Le désherbage des vignes s’adapte à la réduction des intrants
À l’occasion d’une journée technique organisée par la chambre d’agriculture du Rhône sur le thème de la modernisation du vignoble et des alternatives aux produits phytosanitaires, plusieurs méthodes de désherbage sans utilisation de produits phytosanitaires ont été présentées.

C’est sous un soleil de plomb et des températures printanières que s’est tenue une journée technique dédiée au désherbage, dernièrement à Pizay (Rhône), sur le thème de la modernisation du vignoble et des alternatives aux produits phytosanitaires. De nombreux professionnels de la vigne avaient fait le déplacement sur des parcelles appartenant au lycée agricole Bel Air. Des enjambeurs aux robots viticoles, en passant par différents modèles d’interceps et de la traction animale, plusieurs ateliers de démonstration ont été proposés.
Le robot Ted et son nouveau comparse Jo
Ted, le robot phare à l’essai dans les vignes de la Sicarex Beaujolais, était déjà bien connu. Équipé d’un système de GPS, d’une caméra et d’un laser, ce robot a été choisi par l’Institut français de la vigne et du vin pour des tests dans le cadre du plan Ecophyto avec l’objectif d’une réduction de l’utilisation des produits phytosanitaires de l’ordre de 50 % à l’horizon 2025. Ce robot, coqueluche de son développeur Naïo Technologies, peut atteindre une vitesse maximale de 4,5 km/h. Mais sa grande taille et son poids ne lui permettent pas de passer dans une parcelle de vignes dont la pente est supérieure à 10 %. Son petit frère, Jo, présente les mêmes caractéristiques.
À la différence près que ce premier modèle de chenillard autonome a été conçu pour les vignes étroites. Jo avance à une vitesse d’un peu plus d’1 km/h dans une pente de 5 à 9 %. Ces deux modèles présentent le même intérêt : le gain de temps. « Comme les vignobles font face à un manque de main-d’œuvre, les robots peuvent devenir une alternative intéressante », affirme Damien Gayet, chargé de mission agroéquipement et numérique à la FRCuma Auvergne-Rhône-Alpes. Mais la législation actuelle ne leur permet pas encore de fonctionner en totale autonomie. Un opérateur doit se trouver à une distance de 250 m maximum, car ces robots dépendent de la directive européenne « machines » et ne peuvent pas se déplacer sur la route.

_Éléments_
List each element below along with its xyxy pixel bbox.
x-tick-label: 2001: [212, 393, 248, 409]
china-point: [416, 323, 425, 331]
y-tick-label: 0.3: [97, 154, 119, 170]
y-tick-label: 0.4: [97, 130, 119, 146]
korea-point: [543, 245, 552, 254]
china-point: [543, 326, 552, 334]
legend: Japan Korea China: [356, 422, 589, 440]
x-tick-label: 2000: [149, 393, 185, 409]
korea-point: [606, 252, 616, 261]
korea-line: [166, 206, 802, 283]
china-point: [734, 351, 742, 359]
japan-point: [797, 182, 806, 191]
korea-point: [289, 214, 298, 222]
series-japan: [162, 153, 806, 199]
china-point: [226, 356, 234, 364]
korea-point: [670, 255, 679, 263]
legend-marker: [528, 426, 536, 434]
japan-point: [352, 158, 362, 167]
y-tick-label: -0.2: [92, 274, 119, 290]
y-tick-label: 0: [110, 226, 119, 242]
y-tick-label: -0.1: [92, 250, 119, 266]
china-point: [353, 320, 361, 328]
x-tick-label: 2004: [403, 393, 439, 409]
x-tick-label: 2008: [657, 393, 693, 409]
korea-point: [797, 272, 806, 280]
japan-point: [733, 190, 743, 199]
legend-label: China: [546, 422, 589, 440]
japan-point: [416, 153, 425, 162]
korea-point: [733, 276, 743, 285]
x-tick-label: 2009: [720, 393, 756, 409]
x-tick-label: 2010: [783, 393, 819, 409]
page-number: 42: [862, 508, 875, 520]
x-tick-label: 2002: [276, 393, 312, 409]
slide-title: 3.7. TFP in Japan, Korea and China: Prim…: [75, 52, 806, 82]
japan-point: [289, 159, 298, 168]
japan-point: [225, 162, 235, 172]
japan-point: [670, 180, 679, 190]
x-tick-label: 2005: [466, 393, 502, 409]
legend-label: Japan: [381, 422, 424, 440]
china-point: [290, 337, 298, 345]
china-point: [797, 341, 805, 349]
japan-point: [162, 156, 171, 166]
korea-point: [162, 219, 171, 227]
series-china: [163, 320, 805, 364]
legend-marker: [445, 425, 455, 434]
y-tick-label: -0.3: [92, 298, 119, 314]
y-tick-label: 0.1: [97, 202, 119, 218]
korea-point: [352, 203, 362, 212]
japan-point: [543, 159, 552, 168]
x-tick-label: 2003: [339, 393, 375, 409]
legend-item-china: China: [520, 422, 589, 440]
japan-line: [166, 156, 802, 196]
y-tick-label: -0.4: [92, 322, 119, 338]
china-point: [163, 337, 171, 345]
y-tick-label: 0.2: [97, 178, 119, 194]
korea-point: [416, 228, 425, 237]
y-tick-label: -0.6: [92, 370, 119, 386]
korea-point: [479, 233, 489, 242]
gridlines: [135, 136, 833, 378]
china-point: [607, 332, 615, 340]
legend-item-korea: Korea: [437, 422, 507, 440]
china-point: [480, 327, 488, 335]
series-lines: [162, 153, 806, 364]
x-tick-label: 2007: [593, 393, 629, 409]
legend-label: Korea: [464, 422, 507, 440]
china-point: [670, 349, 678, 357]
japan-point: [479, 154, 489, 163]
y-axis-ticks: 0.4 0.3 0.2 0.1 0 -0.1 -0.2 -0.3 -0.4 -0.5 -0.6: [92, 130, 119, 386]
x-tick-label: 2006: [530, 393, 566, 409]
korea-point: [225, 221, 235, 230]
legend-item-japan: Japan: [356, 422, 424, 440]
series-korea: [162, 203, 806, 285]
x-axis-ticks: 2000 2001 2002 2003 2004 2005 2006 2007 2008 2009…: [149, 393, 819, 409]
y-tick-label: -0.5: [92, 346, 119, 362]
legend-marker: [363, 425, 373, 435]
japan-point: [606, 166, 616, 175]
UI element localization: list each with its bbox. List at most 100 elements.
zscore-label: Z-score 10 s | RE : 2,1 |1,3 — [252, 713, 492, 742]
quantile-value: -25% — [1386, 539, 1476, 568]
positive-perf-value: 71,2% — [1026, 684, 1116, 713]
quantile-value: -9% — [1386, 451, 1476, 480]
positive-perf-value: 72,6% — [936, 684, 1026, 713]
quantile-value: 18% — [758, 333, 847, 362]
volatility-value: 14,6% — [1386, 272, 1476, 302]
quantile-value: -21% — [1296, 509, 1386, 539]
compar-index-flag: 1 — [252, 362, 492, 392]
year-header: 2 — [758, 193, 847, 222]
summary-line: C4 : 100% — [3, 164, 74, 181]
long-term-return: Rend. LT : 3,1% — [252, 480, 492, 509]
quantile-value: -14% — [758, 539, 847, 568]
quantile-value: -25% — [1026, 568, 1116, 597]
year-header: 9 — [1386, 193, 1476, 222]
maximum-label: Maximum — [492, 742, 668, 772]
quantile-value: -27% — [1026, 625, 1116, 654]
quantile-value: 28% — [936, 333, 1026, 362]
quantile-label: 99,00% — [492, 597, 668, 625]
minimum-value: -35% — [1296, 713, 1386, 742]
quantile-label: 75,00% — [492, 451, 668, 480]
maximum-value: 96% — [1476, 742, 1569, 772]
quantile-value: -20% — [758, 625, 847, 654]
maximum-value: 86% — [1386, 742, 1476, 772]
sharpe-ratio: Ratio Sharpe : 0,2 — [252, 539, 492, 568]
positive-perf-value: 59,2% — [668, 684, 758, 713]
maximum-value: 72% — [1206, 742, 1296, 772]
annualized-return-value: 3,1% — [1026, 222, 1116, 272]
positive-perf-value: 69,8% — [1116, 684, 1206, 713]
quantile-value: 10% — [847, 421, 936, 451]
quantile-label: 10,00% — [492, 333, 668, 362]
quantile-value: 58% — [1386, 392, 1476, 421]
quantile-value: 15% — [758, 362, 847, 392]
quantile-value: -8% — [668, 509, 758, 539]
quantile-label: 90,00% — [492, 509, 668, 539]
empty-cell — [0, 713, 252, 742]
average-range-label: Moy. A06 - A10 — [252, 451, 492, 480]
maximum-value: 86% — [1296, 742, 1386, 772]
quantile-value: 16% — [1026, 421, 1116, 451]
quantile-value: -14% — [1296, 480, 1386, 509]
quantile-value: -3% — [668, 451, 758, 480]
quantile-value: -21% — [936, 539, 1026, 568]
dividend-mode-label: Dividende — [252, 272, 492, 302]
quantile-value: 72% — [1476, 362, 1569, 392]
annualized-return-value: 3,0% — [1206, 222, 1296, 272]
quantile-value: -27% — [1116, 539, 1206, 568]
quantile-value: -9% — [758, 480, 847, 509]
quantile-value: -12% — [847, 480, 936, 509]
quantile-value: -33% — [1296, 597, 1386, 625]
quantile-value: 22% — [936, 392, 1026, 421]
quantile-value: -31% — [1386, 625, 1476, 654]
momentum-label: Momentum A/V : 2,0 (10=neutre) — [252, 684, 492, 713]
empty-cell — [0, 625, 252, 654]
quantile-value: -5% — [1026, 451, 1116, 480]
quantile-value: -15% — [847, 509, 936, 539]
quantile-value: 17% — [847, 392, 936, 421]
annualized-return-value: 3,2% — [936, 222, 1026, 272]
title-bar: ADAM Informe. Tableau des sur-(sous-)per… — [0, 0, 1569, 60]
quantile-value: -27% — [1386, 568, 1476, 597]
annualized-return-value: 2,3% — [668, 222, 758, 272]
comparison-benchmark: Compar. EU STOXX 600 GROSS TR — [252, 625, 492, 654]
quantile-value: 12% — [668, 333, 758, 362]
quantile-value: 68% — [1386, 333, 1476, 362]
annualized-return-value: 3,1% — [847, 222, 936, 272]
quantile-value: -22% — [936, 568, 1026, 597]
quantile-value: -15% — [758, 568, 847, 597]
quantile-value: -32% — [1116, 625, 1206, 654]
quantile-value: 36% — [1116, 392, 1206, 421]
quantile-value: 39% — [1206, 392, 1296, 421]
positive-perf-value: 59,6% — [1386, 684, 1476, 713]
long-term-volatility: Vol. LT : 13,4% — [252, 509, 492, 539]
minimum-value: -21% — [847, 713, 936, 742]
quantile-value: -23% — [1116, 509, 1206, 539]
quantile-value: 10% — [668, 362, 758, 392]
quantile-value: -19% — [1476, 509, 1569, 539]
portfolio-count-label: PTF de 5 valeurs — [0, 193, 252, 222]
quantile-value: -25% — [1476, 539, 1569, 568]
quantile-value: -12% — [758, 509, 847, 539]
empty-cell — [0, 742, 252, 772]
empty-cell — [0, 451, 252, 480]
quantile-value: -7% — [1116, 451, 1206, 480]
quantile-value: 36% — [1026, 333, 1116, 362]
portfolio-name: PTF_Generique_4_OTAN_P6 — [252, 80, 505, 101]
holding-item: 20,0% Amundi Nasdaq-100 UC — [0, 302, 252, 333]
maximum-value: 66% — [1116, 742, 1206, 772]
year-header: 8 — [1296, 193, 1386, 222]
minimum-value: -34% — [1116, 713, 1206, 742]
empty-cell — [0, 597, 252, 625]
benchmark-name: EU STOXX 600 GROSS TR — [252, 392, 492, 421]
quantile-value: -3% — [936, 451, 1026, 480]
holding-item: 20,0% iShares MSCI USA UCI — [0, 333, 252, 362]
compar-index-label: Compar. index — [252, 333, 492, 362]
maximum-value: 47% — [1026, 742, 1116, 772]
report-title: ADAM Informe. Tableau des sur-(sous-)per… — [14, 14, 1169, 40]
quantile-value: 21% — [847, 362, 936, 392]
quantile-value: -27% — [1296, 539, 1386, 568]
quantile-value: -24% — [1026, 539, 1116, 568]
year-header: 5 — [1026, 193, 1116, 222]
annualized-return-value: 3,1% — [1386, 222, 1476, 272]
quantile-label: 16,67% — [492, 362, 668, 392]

--

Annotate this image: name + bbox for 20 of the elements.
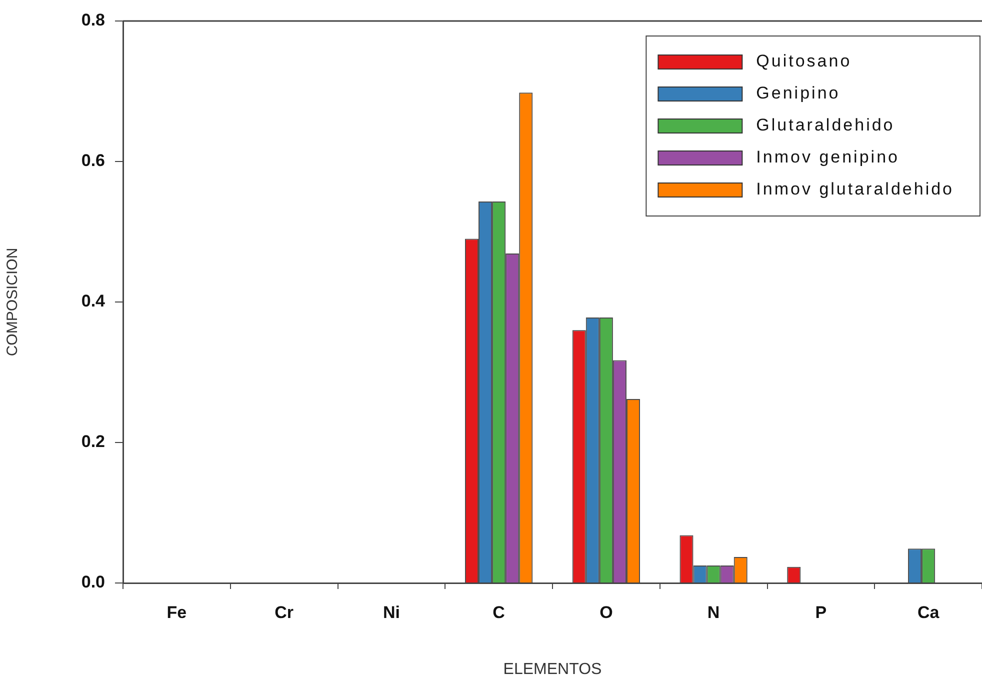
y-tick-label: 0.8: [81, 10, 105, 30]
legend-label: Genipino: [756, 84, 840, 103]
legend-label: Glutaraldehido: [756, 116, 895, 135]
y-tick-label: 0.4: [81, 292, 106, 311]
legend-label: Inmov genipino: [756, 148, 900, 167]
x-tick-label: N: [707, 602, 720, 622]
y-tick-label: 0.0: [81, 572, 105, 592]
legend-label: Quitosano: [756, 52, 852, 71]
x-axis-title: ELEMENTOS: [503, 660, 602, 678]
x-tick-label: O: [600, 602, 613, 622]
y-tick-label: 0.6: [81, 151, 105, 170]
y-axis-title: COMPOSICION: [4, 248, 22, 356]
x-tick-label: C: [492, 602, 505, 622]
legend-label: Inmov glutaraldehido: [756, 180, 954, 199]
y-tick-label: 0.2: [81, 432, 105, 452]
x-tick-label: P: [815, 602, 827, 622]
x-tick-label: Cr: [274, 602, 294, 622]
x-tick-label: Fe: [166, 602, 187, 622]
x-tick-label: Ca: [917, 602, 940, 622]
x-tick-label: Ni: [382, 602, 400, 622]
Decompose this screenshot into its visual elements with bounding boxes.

_Votre objectif_
Dans l'article sur le désherbage des vignes, quelle vitesse maximale le robot Ted peut-il atteindre ? Ces enregistrements proviennent d'une autre source.

_Réponse au problème_
4,5 km/h.